[Items from a dataset]
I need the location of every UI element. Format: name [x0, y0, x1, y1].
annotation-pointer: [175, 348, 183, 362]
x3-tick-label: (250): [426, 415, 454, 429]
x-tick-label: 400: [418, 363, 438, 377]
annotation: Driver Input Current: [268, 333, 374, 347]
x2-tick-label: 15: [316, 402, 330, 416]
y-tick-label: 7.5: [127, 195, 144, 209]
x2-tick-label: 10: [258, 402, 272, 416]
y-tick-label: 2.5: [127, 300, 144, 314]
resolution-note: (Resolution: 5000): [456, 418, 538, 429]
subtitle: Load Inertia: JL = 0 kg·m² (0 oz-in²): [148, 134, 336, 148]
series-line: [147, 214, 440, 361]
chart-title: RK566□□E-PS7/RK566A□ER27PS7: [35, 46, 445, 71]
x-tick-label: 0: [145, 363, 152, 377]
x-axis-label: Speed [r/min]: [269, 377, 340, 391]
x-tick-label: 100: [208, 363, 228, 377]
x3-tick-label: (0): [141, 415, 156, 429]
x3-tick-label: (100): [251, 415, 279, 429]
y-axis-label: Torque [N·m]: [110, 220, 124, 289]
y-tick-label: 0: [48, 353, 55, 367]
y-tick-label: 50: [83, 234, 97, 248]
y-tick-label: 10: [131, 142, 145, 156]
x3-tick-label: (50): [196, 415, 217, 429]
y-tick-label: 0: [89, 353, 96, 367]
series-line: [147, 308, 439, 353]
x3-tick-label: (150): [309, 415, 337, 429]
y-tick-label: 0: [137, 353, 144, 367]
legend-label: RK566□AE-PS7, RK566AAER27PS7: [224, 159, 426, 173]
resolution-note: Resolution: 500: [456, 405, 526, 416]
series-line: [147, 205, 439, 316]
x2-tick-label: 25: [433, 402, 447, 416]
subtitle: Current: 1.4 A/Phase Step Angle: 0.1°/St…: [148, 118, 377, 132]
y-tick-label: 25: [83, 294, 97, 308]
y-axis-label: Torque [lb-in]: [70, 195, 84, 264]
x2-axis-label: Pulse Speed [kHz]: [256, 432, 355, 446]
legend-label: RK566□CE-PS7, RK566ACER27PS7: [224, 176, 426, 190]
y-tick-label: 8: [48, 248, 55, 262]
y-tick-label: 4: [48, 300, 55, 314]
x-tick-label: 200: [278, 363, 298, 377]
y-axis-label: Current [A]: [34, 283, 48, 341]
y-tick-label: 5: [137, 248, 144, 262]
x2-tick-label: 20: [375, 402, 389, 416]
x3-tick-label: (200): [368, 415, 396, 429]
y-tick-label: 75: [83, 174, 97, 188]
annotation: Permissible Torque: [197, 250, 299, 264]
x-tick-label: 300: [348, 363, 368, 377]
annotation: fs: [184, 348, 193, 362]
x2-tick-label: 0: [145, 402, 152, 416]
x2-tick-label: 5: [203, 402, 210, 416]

▶ EXERCISE:
Arrange the lines in these rows as a JSON list of strings, one string per line, with blank lines omitted.

▶ CORRECT ANSWER:
[
  "I need the location of every UI element. Format: name [x0, y0, x1, y1].",
  "annotation-pointer: [175, 348, 183, 362]",
  "x3-tick-label: (250): [426, 415, 454, 429]",
  "x-tick-label: 400: [418, 363, 438, 377]",
  "annotation: Driver Input Current: [268, 333, 374, 347]",
  "x2-tick-label: 15: [316, 402, 330, 416]",
  "y-tick-label: 7.5: [127, 195, 144, 209]",
  "x2-tick-label: 10: [258, 402, 272, 416]",
  "y-tick-label: 2.5: [127, 300, 144, 314]",
  "resolution-note: (Resolution: 5000): [456, 418, 538, 429]",
  "subtitle: Load Inertia: JL = 0 kg·m² (0 oz-in²): [148, 134, 336, 148]",
  "series-line: [147, 214, 440, 361]",
  "chart-title: RK566□□E-PS7/RK566A□ER27PS7: [35, 46, 445, 71]",
  "x-tick-label: 0: [145, 363, 152, 377]",
  "x-axis-label: Speed [r/min]: [269, 377, 340, 391]",
  "x-tick-label: 100: [208, 363, 228, 377]",
  "x3-tick-label: (0): [141, 415, 156, 429]",
  "x3-tick-label: (100): [251, 415, 279, 429]",
  "y-axis-label: Torque [N·m]: [110, 220, 124, 289]",
  "y-tick-label: 0: [48, 353, 55, 367]",
  "y-tick-label: 50: [83, 234, 97, 248]",
  "y-tick-label: 10: [131, 142, 145, 156]",
  "x3-tick-label: (50): [196, 415, 217, 429]",
  "y-tick-label: 0: [89, 353, 96, 367]",
  "series-line: [147, 308, 439, 353]",
  "x3-tick-label: (150): [309, 415, 337, 429]",
  "y-tick-label: 0: [137, 353, 144, 367]",
  "legend-label: RK566□AE-PS7, RK566AAER27PS7: [224, 159, 426, 173]",
  "resolution-note: Resolution: 500: [456, 405, 526, 416]",
  "series-line: [147, 205, 439, 316]",
  "x2-tick-label: 25: [433, 402, 447, 416]",
  "subtitle: Current: 1.4 A/Phase Step Angle: 0.1°/St…: [148, 118, 377, 132]",
  "y-tick-label: 25: [83, 294, 97, 308]",
  "y-axis-label: Torque [lb-in]: [70, 195, 84, 264]",
  "x2-axis-label: Pulse Speed [kHz]: [256, 432, 355, 446]",
  "legend-label: RK566□CE-PS7, RK566ACER27PS7: [224, 176, 426, 190]",
  "y-tick-label: 8: [48, 248, 55, 262]",
  "y-tick-label: 4: [48, 300, 55, 314]",
  "x-tick-label: 200: [278, 363, 298, 377]",
  "y-axis-label: Current [A]: [34, 283, 48, 341]",
  "y-tick-label: 5: [137, 248, 144, 262]",
  "x2-tick-label: 20: [375, 402, 389, 416]",
  "x3-tick-label: (200): [368, 415, 396, 429]",
  "y-tick-label: 75: [83, 174, 97, 188]",
  "annotation: Permissible Torque: [197, 250, 299, 264]",
  "x-tick-label: 300: [348, 363, 368, 377]",
  "annotation: fs: [184, 348, 193, 362]",
  "x2-tick-label: 0: [145, 402, 152, 416]",
  "x2-tick-label: 5: [203, 402, 210, 416]"
]